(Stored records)
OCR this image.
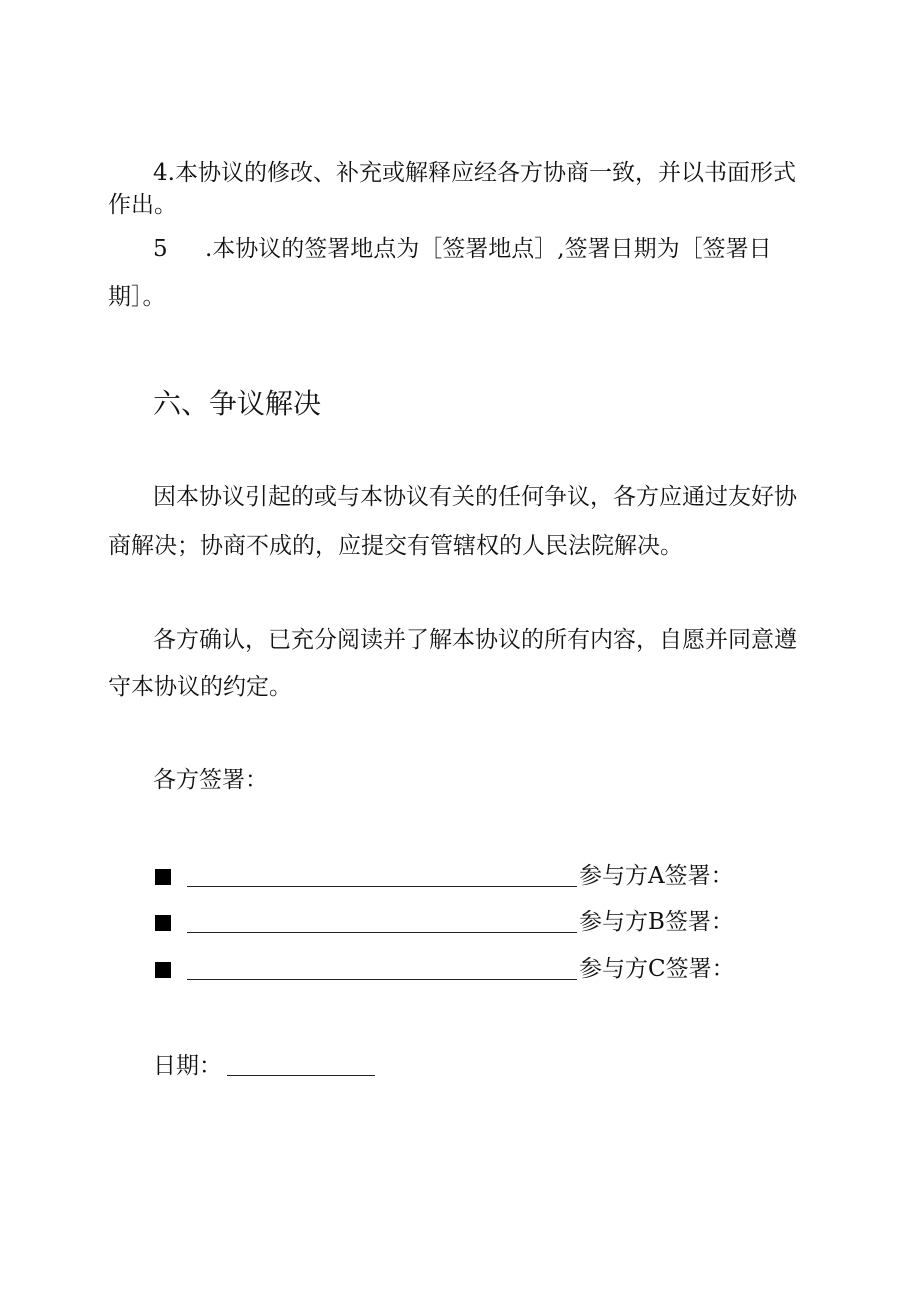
4.本协议的修改、补充或解释应经各方协商一致，并以书面形式

作出。

5 .本协议的签署地点为［签署地点］,签署日期为［签署日

期］。

六、争议解决

因本协议引起的或与本协议有关的任何争议，各方应通过友好协

商解决；协商不成的，应提交有管辖权的人民法院解决。

各方确认，已充分阅读并了解本协议的所有内容，自愿并同意遵

守本协议的约定。

各方签署：

参与方A签署：
参与方B签署：
参与方C签署：
日期：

▸ **EXERCISE DETAILS**: Output the lines above in full and exactly as given, omitting any pictures.

▸ **ANSWER IN FULL**:
OCR this image.
4.本协议的修改、补充或解释应经各方协商一致，并以书面形式

作出。

5 .本协议的签署地点为［签署地点］,签署日期为［签署日

期］。

六、争议解决

因本协议引起的或与本协议有关的任何争议，各方应通过友好协

商解决；协商不成的，应提交有管辖权的人民法院解决。

各方确认，已充分阅读并了解本协议的所有内容，自愿并同意遵

守本协议的约定。

各方签署：

参与方A签署：
参与方B签署：
参与方C签署：
日期：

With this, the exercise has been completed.